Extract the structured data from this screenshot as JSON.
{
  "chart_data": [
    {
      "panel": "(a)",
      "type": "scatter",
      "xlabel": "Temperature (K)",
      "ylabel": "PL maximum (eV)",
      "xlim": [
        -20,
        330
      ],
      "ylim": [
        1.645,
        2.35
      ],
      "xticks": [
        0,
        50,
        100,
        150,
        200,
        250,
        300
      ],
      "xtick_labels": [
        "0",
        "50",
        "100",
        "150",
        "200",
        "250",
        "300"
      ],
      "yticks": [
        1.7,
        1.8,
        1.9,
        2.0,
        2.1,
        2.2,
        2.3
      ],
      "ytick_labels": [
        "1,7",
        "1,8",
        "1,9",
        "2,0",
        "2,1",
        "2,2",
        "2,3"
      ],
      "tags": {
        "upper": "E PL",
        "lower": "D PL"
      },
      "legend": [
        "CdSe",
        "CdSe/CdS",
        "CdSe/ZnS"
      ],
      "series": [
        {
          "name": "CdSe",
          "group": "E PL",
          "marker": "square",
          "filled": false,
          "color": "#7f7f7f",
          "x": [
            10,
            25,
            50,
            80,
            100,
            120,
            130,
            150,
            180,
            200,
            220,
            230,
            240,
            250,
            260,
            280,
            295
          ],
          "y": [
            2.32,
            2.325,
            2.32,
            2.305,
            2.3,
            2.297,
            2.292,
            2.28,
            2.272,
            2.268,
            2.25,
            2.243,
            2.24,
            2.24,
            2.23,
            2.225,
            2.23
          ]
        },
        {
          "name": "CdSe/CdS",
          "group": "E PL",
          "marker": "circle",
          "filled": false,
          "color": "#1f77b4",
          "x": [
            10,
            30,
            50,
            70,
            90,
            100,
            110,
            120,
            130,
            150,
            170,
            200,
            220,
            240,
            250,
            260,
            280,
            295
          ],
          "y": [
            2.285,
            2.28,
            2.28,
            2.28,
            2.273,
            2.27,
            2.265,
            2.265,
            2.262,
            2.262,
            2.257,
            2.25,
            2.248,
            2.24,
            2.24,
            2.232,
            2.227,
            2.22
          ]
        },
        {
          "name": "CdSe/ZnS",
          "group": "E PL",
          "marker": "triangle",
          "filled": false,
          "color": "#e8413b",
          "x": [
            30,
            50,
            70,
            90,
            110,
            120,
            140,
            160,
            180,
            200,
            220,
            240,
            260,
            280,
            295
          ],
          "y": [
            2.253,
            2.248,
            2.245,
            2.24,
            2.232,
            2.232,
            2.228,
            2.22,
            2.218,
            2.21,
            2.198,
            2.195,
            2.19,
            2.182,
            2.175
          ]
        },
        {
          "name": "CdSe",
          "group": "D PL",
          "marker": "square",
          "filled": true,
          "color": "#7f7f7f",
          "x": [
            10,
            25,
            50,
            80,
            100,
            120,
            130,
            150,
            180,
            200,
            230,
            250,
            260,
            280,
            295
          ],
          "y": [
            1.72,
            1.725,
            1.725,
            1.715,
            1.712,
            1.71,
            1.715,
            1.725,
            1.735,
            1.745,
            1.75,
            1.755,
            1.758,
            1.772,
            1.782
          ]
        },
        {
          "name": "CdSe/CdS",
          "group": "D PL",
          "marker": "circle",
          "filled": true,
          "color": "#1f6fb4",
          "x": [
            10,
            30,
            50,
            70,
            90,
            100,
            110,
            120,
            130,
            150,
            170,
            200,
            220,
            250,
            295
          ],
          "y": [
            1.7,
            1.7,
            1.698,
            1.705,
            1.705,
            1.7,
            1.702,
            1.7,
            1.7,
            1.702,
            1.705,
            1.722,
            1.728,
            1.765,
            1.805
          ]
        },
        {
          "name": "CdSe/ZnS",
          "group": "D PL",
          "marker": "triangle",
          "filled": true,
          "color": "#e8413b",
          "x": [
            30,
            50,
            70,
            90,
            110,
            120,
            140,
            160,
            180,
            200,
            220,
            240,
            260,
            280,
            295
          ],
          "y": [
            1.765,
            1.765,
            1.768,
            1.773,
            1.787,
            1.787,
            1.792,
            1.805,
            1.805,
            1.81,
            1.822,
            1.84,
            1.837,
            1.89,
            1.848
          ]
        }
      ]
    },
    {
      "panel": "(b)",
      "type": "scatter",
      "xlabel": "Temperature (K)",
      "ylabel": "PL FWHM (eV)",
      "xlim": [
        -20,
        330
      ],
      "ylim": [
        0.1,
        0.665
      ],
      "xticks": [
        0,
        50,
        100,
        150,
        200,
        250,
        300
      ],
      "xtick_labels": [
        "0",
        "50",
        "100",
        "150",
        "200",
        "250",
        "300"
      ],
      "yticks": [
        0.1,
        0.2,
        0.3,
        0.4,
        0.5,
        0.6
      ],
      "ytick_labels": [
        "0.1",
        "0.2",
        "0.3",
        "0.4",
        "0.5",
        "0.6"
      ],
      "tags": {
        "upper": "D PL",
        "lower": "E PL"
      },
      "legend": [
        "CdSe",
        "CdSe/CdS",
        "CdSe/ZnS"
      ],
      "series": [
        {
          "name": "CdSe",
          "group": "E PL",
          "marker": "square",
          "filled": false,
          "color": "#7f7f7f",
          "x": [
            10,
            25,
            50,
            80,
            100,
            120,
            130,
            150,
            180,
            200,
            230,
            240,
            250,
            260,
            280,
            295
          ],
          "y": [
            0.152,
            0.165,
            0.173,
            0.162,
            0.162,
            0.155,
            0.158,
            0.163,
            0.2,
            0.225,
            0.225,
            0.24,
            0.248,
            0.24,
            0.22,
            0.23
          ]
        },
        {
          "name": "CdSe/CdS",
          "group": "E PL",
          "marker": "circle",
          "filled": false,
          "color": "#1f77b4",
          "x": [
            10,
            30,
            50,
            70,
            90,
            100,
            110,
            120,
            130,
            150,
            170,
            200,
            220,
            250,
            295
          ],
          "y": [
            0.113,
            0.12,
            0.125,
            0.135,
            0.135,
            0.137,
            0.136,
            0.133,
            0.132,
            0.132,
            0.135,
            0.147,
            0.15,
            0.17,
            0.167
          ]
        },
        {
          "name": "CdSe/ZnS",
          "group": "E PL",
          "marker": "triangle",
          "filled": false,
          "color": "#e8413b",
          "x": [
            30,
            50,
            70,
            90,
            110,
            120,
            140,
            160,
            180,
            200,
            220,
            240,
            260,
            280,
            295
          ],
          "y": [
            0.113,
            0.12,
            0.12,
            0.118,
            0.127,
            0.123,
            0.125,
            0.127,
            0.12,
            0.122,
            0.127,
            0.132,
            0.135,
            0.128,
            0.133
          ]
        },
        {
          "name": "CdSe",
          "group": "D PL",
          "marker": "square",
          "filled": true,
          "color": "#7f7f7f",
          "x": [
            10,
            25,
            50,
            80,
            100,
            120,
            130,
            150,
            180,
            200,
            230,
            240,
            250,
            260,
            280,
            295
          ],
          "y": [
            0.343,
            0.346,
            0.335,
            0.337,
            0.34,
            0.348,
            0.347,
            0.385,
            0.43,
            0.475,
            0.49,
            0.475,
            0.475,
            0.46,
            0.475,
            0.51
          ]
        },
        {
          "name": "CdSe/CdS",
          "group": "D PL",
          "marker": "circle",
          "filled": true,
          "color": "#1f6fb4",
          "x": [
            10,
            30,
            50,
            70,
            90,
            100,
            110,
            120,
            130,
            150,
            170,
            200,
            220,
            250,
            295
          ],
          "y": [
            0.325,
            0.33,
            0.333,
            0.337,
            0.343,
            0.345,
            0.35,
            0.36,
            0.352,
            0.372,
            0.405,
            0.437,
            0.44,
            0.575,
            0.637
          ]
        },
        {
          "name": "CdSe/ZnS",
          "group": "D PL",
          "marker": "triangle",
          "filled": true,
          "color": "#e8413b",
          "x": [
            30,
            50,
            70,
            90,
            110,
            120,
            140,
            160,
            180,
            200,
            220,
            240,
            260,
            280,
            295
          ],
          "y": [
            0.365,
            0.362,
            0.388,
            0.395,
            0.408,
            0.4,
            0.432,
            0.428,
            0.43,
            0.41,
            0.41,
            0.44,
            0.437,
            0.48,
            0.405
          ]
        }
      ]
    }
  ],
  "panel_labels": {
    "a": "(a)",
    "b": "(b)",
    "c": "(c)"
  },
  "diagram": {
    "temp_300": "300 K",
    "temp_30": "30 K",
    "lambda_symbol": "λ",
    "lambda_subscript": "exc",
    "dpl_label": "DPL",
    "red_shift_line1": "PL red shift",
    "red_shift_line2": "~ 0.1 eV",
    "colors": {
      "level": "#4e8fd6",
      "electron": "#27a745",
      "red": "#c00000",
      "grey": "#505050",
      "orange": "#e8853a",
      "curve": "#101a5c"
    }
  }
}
============
▶ Request
Gather all lines where the word "ylabel" appears.

▶ Final answer
      "ylabel": "PL maximum (eV)",
      "ylabel": "PL FWHM (eV)",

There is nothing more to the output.